Problem description ▸ Restate every line of the material, word for word.

────────────────────

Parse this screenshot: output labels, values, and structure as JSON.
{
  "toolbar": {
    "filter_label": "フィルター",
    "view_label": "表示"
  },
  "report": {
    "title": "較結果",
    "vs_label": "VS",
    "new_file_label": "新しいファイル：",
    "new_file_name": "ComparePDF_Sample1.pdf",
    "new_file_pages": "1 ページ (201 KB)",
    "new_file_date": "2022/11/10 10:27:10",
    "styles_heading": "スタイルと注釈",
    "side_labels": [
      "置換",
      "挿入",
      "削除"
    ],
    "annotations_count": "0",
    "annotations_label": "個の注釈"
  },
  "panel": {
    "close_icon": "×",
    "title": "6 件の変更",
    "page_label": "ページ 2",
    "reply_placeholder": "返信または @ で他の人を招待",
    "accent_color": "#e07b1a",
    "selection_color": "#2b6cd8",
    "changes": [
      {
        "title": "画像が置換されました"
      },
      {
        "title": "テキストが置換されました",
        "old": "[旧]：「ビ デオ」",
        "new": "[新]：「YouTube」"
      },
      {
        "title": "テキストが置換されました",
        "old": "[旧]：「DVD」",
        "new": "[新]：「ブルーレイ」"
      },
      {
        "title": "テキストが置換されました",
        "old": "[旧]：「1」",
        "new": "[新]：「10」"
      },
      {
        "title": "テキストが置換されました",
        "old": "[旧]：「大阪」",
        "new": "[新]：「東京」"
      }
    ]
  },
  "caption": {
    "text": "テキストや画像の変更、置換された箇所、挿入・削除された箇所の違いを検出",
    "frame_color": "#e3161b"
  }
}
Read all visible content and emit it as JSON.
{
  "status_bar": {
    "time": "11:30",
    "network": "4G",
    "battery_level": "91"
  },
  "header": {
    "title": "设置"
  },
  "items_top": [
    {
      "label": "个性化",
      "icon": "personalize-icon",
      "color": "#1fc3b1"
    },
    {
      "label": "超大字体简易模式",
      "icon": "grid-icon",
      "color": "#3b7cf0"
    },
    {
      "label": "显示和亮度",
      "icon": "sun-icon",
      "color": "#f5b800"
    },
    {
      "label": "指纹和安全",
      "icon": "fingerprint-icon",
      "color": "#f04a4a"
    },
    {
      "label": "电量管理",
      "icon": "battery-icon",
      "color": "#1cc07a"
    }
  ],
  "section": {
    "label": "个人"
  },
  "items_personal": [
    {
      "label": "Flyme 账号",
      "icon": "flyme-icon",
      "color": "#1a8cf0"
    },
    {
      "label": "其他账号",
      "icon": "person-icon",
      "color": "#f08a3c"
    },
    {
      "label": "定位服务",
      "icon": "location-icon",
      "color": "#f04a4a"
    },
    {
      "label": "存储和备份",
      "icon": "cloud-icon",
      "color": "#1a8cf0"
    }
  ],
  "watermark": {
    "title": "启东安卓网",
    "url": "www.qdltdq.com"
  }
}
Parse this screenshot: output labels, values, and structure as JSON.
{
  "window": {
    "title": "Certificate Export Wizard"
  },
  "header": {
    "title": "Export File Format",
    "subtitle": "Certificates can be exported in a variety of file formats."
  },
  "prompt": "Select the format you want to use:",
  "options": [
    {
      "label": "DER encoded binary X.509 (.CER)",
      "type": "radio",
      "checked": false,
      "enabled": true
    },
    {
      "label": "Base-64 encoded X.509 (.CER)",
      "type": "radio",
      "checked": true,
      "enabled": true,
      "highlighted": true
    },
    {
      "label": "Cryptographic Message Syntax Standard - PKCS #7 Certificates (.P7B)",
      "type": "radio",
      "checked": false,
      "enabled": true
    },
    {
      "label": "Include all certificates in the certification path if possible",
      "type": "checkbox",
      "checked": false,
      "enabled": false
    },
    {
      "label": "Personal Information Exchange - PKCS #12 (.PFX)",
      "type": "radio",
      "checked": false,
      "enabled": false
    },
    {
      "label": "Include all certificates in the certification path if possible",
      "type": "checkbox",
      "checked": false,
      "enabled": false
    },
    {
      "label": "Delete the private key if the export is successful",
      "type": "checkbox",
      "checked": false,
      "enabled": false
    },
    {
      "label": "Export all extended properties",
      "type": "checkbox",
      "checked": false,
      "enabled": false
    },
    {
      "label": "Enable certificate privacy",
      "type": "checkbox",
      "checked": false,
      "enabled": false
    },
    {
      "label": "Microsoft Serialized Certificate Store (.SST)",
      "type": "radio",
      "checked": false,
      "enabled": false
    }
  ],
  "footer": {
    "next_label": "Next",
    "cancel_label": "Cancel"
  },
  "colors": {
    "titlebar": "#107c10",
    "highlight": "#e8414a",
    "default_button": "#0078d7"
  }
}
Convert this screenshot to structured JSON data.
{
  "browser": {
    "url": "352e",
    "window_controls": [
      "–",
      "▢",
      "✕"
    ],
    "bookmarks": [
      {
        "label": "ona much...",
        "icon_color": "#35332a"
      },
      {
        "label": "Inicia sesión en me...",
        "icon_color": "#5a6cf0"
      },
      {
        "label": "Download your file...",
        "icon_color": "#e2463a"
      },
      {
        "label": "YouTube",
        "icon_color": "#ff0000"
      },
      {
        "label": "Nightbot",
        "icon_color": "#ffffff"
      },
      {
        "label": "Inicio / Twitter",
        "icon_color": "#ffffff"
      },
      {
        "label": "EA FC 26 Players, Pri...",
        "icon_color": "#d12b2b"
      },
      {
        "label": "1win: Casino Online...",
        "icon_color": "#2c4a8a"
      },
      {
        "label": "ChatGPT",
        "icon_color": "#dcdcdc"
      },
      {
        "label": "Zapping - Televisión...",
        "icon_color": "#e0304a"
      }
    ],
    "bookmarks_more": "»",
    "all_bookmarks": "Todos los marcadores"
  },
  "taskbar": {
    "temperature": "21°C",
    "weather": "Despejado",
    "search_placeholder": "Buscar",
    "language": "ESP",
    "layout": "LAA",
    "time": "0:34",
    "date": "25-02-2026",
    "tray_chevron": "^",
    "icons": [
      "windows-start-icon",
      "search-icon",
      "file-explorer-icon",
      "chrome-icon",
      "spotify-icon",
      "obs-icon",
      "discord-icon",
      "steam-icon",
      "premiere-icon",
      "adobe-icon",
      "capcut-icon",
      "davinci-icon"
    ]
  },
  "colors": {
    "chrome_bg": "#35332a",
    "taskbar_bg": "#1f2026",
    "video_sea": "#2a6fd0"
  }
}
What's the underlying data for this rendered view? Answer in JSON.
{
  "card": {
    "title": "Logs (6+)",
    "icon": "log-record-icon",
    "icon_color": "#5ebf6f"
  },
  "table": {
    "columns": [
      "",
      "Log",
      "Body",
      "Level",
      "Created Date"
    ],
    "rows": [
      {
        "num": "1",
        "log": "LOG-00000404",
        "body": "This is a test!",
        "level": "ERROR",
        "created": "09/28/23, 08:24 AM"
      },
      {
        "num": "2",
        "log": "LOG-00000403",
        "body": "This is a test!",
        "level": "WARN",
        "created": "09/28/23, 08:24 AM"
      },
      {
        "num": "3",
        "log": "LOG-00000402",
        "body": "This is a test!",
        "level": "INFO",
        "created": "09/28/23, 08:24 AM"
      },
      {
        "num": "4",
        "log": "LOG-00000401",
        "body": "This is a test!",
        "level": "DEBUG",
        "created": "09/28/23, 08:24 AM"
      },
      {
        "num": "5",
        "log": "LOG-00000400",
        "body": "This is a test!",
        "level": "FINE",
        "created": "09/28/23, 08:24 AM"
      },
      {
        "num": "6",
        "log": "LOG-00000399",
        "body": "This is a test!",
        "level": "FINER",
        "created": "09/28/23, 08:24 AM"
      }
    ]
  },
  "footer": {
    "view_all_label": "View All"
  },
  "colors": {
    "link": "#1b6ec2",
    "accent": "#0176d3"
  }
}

────────────────────

Correct response ▸
Parse this screenshot: output labels, values, and structure as JSON.
{
  "toolbar": {
    "filter_label": "フィルター",
    "view_label": "表示"
  },
  "report": {
    "title": "較結果",
    "vs_label": "VS",
    "new_file_label": "新しいファイル：",
    "new_file_name": "ComparePDF_Sample1.pdf",
    "new_file_pages": "1 ページ (201 KB)",
    "new_file_date": "2022/11/10 10:27:10",
    "styles_heading": "スタイルと注釈",
    "side_labels": [
      "置換",
      "挿入",
      "削除"
    ],
    "annotations_count": "0",
    "annotations_label": "個の注釈"
  },
  "panel": {
    "close_icon": "×",
    "title": "6 件の変更",
    "page_label": "ページ 2",
    "reply_placeholder": "返信または @ で他の人を招待",
    "accent_color": "#e07b1a",
    "selection_color": "#2b6cd8",
    "changes": [
      {
        "title": "画像が置換されました"
      },
      {
        "title": "テキストが置換されました",
        "old": "[旧]：「ビ デオ」",
        "new": "[新]：「YouTube」"
      },
      {
        "title": "テキストが置換されました",
        "old": "[旧]：「DVD」",
        "new": "[新]：「ブルーレイ」"
      },
      {
        "title": "テキストが置換されました",
        "old": "[旧]：「1」",
        "new": "[新]：「10」"
      },
      {
        "title": "テキストが置換されました",
        "old": "[旧]：「大阪」",
        "new": "[新]：「東京」"
      }
    ]
  },
  "caption": {
    "text": "テキストや画像の変更、置換された箇所、挿入・削除された箇所の違いを検出",
    "frame_color": "#e3161b"
  }
}
Read all visible content and emit it as JSON.
{
  "status_bar": {
    "time": "11:30",
    "network": "4G",
    "battery_level": "91"
  },
  "header": {
    "title": "设置"
  },
  "items_top": [
    {
      "label": "个性化",
      "icon": "personalize-icon",
      "color": "#1fc3b1"
    },
    {
      "label": "超大字体简易模式",
      "icon": "grid-icon",
      "color": "#3b7cf0"
    },
    {
      "label": "显示和亮度",
      "icon": "sun-icon",
      "color": "#f5b800"
    },
    {
      "label": "指纹和安全",
      "icon": "fingerprint-icon",
      "color": "#f04a4a"
    },
    {
      "label": "电量管理",
      "icon": "battery-icon",
      "color": "#1cc07a"
    }
  ],
  "section": {
    "label": "个人"
  },
  "items_personal": [
    {
      "label": "Flyme 账号",
      "icon": "flyme-icon",
      "color": "#1a8cf0"
    },
    {
      "label": "其他账号",
      "icon": "person-icon",
      "color": "#f08a3c"
    },
    {
      "label": "定位服务",
      "icon": "location-icon",
      "color": "#f04a4a"
    },
    {
      "label": "存储和备份",
      "icon": "cloud-icon",
      "color": "#1a8cf0"
    }
  ],
  "watermark": {
    "title": "启东安卓网",
    "url": "www.qdltdq.com"
  }
}
Parse this screenshot: output labels, values, and structure as JSON.
{
  "window": {
    "title": "Certificate Export Wizard"
  },
  "header": {
    "title": "Export File Format",
    "subtitle": "Certificates can be exported in a variety of file formats."
  },
  "prompt": "Select the format you want to use:",
  "options": [
    {
      "label": "DER encoded binary X.509 (.CER)",
      "type": "radio",
      "checked": false,
      "enabled": true
    },
    {
      "label": "Base-64 encoded X.509 (.CER)",
      "type": "radio",
      "checked": true,
      "enabled": true,
      "highlighted": true
    },
    {
      "label": "Cryptographic Message Syntax Standard - PKCS #7 Certificates (.P7B)",
      "type": "radio",
      "checked": false,
      "enabled": true
    },
    {
      "label": "Include all certificates in the certification path if possible",
      "type": "checkbox",
      "checked": false,
      "enabled": false
    },
    {
      "label": "Personal Information Exchange - PKCS #12 (.PFX)",
      "type": "radio",
      "checked": false,
      "enabled": false
    },
    {
      "label": "Include all certificates in the certification path if possible",
      "type": "checkbox",
      "checked": false,
      "enabled": false
    },
    {
      "label": "Delete the private key if the export is successful",
      "type": "checkbox",
      "checked": false,
      "enabled": false
    },
    {
      "label": "Export all extended properties",
      "type": "checkbox",
      "checked": false,
      "enabled": false
    },
    {
      "label": "Enable certificate privacy",
      "type": "checkbox",
      "checked": false,
      "enabled": false
    },
    {
      "label": "Microsoft Serialized Certificate Store (.SST)",
      "type": "radio",
      "checked": false,
      "enabled": false
    }
  ],
  "footer": {
    "next_label": "Next",
    "cancel_label": "Cancel"
  },
  "colors": {
    "titlebar": "#107c10",
    "highlight": "#e8414a",
    "default_button": "#0078d7"
  }
}
Convert this screenshot to structured JSON data.
{
  "browser": {
    "url": "352e",
    "window_controls": [
      "–",
      "▢",
      "✕"
    ],
    "bookmarks": [
      {
        "label": "ona much...",
        "icon_color": "#35332a"
      },
      {
        "label": "Inicia sesión en me...",
        "icon_color": "#5a6cf0"
      },
      {
        "label": "Download your file...",
        "icon_color": "#e2463a"
      },
      {
        "label": "YouTube",
        "icon_color": "#ff0000"
      },
      {
        "label": "Nightbot",
        "icon_color": "#ffffff"
      },
      {
        "label": "Inicio / Twitter",
        "icon_color": "#ffffff"
      },
      {
        "label": "EA FC 26 Players, Pri...",
        "icon_color": "#d12b2b"
      },
      {
        "label": "1win: Casino Online...",
        "icon_color": "#2c4a8a"
      },
      {
        "label": "ChatGPT",
        "icon_color": "#dcdcdc"
      },
      {
        "label": "Zapping - Televisión...",
        "icon_color": "#e0304a"
      }
    ],
    "bookmarks_more": "»",
    "all_bookmarks": "Todos los marcadores"
  },
  "taskbar": {
    "temperature": "21°C",
    "weather": "Despejado",
    "search_placeholder": "Buscar",
    "language": "ESP",
    "layout": "LAA",
    "time": "0:34",
    "date": "25-02-2026",
    "tray_chevron": "^",
    "icons": [
      "windows-start-icon",
      "search-icon",
      "file-explorer-icon",
      "chrome-icon",
      "spotify-icon",
      "obs-icon",
      "discord-icon",
      "steam-icon",
      "premiere-icon",
      "adobe-icon",
      "capcut-icon",
      "davinci-icon"
    ]
  },
  "colors": {
    "chrome_bg": "#35332a",
    "taskbar_bg": "#1f2026",
    "video_sea": "#2a6fd0"
  }
}
What's the underlying data for this rendered view? Answer in JSON.
{
  "card": {
    "title": "Logs (6+)",
    "icon": "log-record-icon",
    "icon_color": "#5ebf6f"
  },
  "table": {
    "columns": [
      "",
      "Log",
      "Body",
      "Level",
      "Created Date"
    ],
    "rows": [
      {
        "num": "1",
        "log": "LOG-00000404",
        "body": "This is a test!",
        "level": "ERROR",
        "created": "09/28/23, 08:24 AM"
      },
      {
        "num": "2",
        "log": "LOG-00000403",
        "body": "This is a test!",
        "level": "WARN",
        "created": "09/28/23, 08:24 AM"
      },
      {
        "num": "3",
        "log": "LOG-00000402",
        "body": "This is a test!",
        "level": "INFO",
        "created": "09/28/23, 08:24 AM"
      },
      {
        "num": "4",
        "log": "LOG-00000401",
        "body": "This is a test!",
        "level": "DEBUG",
        "created": "09/28/23, 08:24 AM"
      },
      {
        "num": "5",
        "log": "LOG-00000400",
        "body": "This is a test!",
        "level": "FINE",
        "created": "09/28/23, 08:24 AM"
      },
      {
        "num": "6",
        "log": "LOG-00000399",
        "body": "This is a test!",
        "level": "FINER",
        "created": "09/28/23, 08:24 AM"
      }
    ]
  },
  "footer": {
    "view_all_label": "View All"
  },
  "colors": {
    "link": "#1b6ec2",
    "accent": "#0176d3"
  }
}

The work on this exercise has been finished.